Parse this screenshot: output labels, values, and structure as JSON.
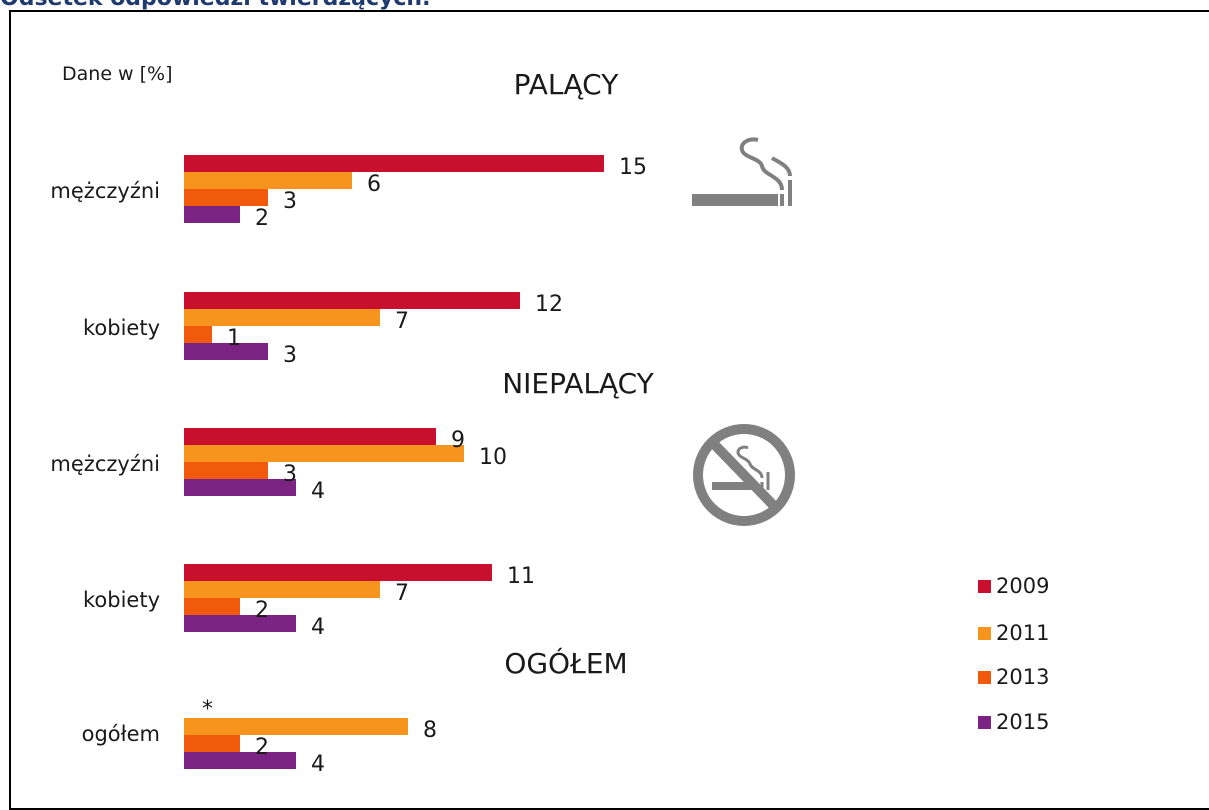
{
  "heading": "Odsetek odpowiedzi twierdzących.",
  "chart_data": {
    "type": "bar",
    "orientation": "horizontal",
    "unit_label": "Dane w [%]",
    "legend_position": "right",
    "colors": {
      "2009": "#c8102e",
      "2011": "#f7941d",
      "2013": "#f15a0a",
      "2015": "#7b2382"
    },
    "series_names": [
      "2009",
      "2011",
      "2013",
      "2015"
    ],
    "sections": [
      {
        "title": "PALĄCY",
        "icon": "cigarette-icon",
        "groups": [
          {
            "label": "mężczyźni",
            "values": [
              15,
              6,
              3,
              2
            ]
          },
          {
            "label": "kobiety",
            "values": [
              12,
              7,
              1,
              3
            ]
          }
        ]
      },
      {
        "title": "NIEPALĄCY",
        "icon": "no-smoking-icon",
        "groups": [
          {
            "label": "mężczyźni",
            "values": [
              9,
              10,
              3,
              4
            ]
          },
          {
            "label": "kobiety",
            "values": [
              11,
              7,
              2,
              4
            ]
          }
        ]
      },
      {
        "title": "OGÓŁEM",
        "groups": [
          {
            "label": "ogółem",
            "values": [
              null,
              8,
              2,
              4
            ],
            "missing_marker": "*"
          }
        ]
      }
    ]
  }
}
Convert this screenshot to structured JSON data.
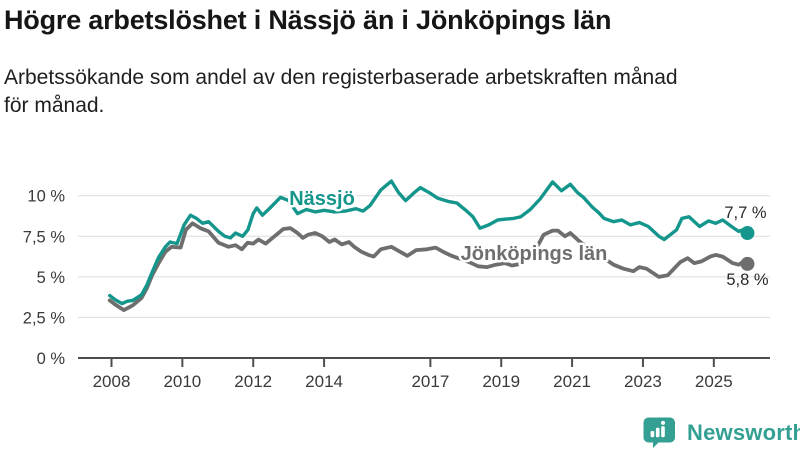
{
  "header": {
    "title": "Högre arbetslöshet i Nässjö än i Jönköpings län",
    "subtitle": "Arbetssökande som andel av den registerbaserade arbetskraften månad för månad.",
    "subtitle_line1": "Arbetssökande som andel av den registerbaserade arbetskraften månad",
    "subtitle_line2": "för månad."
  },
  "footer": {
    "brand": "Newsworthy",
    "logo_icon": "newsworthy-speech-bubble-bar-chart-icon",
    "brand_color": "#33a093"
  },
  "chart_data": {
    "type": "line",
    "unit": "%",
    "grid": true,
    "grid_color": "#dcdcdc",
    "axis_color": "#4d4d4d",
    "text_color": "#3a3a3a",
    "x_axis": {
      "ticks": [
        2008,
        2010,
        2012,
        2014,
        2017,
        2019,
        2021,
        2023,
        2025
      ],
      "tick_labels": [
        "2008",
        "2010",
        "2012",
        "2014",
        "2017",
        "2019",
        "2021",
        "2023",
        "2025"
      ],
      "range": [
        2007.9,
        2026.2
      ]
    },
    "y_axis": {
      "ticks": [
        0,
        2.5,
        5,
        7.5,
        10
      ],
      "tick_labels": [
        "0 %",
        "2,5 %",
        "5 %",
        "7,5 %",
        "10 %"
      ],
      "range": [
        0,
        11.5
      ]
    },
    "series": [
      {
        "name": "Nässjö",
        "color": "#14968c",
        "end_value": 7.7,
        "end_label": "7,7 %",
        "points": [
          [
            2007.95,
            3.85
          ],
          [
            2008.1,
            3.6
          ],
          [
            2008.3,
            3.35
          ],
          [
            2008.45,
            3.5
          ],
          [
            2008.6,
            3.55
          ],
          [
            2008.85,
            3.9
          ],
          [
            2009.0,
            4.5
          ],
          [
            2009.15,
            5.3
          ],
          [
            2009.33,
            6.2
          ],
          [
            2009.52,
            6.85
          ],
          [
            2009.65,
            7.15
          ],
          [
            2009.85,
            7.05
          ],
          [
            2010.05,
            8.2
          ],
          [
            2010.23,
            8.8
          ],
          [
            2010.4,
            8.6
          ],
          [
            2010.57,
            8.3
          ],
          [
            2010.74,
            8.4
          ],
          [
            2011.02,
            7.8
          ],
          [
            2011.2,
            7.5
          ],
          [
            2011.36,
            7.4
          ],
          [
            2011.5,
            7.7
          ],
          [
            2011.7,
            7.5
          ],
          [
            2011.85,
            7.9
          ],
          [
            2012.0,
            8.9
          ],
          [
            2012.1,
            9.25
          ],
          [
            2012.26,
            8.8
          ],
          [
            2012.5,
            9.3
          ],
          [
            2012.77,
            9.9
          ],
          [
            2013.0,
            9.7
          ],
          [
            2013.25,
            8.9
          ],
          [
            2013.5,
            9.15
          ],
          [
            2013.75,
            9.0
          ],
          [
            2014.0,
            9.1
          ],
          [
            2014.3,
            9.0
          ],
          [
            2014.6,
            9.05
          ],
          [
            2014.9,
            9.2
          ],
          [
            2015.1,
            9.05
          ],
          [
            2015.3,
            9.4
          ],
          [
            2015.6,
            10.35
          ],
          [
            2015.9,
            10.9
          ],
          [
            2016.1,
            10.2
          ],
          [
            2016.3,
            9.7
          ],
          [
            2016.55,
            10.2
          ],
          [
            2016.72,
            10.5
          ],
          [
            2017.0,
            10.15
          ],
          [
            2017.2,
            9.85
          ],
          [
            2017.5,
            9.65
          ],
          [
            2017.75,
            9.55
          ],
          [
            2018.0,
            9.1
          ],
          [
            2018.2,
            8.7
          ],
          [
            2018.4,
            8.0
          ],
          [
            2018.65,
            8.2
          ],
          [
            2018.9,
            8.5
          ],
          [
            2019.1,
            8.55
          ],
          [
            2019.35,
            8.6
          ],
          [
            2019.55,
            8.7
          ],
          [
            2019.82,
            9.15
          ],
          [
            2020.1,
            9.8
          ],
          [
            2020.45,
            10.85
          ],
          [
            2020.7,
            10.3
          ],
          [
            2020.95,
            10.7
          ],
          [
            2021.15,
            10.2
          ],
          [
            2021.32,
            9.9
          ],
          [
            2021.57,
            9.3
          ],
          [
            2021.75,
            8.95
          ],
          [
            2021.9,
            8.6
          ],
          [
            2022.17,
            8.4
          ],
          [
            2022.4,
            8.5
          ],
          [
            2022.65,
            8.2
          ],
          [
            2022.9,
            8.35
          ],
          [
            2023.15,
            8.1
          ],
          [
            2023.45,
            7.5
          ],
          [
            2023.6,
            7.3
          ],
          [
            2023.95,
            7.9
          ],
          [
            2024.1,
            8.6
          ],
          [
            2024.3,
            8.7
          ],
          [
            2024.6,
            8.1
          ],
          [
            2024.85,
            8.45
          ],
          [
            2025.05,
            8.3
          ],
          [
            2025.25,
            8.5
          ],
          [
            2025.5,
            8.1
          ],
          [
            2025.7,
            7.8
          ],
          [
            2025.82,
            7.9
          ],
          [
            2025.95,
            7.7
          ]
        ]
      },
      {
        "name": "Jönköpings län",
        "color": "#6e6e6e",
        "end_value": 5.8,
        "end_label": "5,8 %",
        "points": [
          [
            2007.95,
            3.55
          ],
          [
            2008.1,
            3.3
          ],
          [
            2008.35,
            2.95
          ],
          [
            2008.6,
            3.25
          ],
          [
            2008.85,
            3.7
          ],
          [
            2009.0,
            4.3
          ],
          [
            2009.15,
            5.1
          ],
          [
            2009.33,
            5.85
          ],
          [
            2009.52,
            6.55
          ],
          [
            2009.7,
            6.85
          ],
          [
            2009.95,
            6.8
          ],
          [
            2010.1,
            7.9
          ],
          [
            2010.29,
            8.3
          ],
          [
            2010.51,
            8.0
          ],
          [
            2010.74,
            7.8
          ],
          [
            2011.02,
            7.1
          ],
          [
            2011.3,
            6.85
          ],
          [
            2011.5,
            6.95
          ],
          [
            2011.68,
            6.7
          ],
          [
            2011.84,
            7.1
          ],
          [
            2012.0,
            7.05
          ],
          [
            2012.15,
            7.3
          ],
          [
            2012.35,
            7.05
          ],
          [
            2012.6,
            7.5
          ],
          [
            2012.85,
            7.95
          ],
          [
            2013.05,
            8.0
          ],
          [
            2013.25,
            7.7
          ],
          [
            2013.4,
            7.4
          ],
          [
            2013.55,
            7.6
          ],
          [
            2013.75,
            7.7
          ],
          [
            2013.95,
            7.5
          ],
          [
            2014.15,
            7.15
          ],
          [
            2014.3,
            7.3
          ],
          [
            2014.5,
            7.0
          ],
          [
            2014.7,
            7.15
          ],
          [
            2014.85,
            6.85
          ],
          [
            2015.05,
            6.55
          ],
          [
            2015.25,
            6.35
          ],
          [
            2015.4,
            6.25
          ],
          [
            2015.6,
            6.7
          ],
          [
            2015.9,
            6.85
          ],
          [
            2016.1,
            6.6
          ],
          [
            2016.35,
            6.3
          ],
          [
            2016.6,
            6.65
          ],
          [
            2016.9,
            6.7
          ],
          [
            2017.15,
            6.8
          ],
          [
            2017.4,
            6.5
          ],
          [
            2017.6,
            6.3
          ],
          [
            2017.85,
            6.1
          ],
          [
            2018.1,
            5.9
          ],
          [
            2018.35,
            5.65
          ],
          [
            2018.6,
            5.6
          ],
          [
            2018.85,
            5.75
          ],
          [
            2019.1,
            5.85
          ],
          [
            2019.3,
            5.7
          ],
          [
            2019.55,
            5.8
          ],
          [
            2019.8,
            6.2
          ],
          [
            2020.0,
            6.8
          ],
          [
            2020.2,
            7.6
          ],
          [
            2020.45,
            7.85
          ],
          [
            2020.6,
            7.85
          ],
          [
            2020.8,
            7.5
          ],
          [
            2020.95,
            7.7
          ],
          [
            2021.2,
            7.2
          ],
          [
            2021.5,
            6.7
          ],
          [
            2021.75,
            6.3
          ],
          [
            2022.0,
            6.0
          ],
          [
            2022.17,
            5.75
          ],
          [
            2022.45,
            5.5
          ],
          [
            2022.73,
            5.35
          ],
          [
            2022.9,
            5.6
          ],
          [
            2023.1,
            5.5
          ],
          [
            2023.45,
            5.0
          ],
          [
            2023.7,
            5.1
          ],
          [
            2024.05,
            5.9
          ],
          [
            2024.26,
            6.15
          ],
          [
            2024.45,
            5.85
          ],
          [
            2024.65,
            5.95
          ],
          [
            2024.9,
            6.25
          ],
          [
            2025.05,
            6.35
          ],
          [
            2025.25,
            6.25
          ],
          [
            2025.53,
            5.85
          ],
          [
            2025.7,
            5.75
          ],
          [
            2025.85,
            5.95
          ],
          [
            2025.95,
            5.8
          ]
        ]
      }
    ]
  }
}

================

# [What is expected]
In the records above, locate the lines holding the word "Jönköpings". Copy each of them.

# [Full answer]
    "title": "Högre arbetslöshet i Nässjö än i Jönköpings län",
        "name": "Jönköpings län",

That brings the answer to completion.